PROMPT –
Which lines contain the string "time"? Please list every one of them.

+++ SOURCE DATA +++

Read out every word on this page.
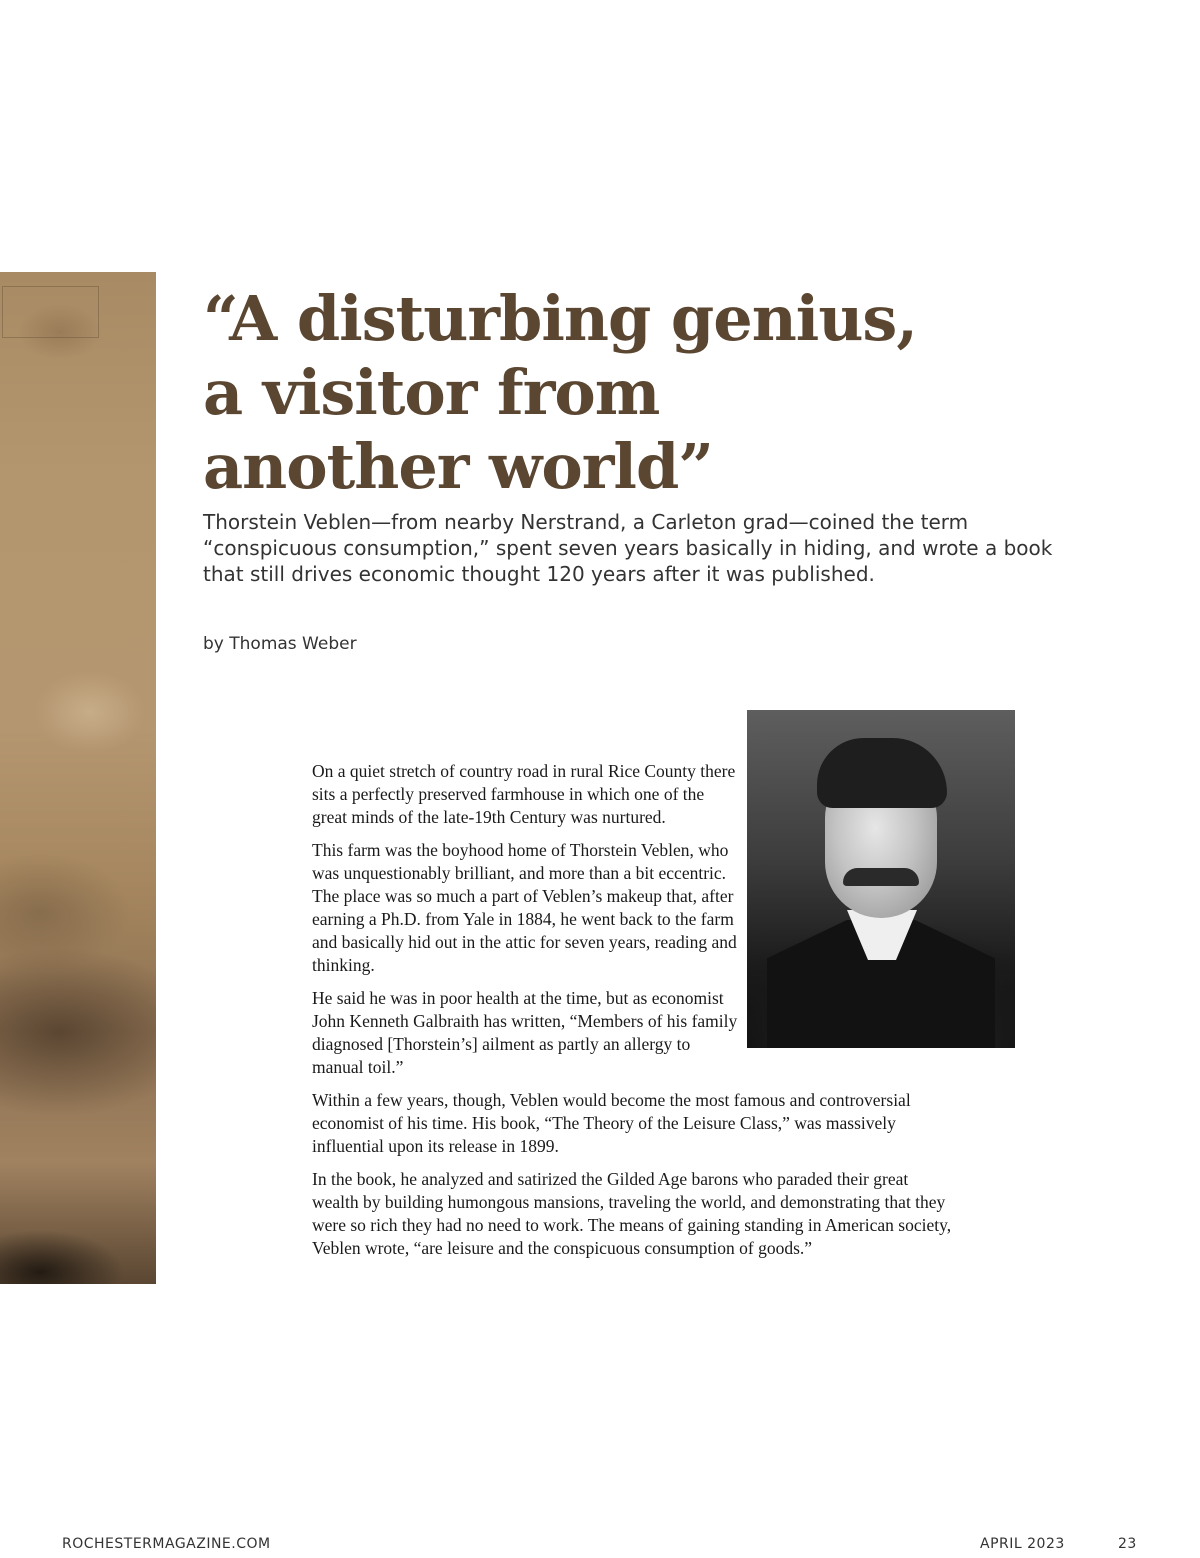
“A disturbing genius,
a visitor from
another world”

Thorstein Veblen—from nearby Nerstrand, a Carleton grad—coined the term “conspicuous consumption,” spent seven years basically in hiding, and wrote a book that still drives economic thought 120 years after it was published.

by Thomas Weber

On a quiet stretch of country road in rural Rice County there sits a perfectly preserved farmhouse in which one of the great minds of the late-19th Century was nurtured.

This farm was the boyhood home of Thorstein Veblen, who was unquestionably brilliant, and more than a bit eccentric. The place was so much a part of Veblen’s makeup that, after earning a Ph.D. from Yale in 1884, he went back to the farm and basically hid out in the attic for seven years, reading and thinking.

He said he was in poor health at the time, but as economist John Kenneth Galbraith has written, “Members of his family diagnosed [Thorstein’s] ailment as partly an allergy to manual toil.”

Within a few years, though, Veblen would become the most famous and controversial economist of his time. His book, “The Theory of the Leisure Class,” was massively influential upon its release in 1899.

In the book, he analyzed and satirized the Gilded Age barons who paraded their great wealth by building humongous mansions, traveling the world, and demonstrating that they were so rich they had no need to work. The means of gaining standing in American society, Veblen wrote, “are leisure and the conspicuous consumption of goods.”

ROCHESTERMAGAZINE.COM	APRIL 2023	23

+++

RESPONSE FOR THIS EXERCISE –
He said he was in poor health at the time, but as economist John Kenneth Galbraith has written, “Members of his family diagnosed [Thorstein’s] ailment as partly an allergy to manual toil.”
Within a few years, though, Veblen would become the most famous and controversial economist of his time. His book, “The Theory of the Leisure Class,” was massively influential upon its release in 1899.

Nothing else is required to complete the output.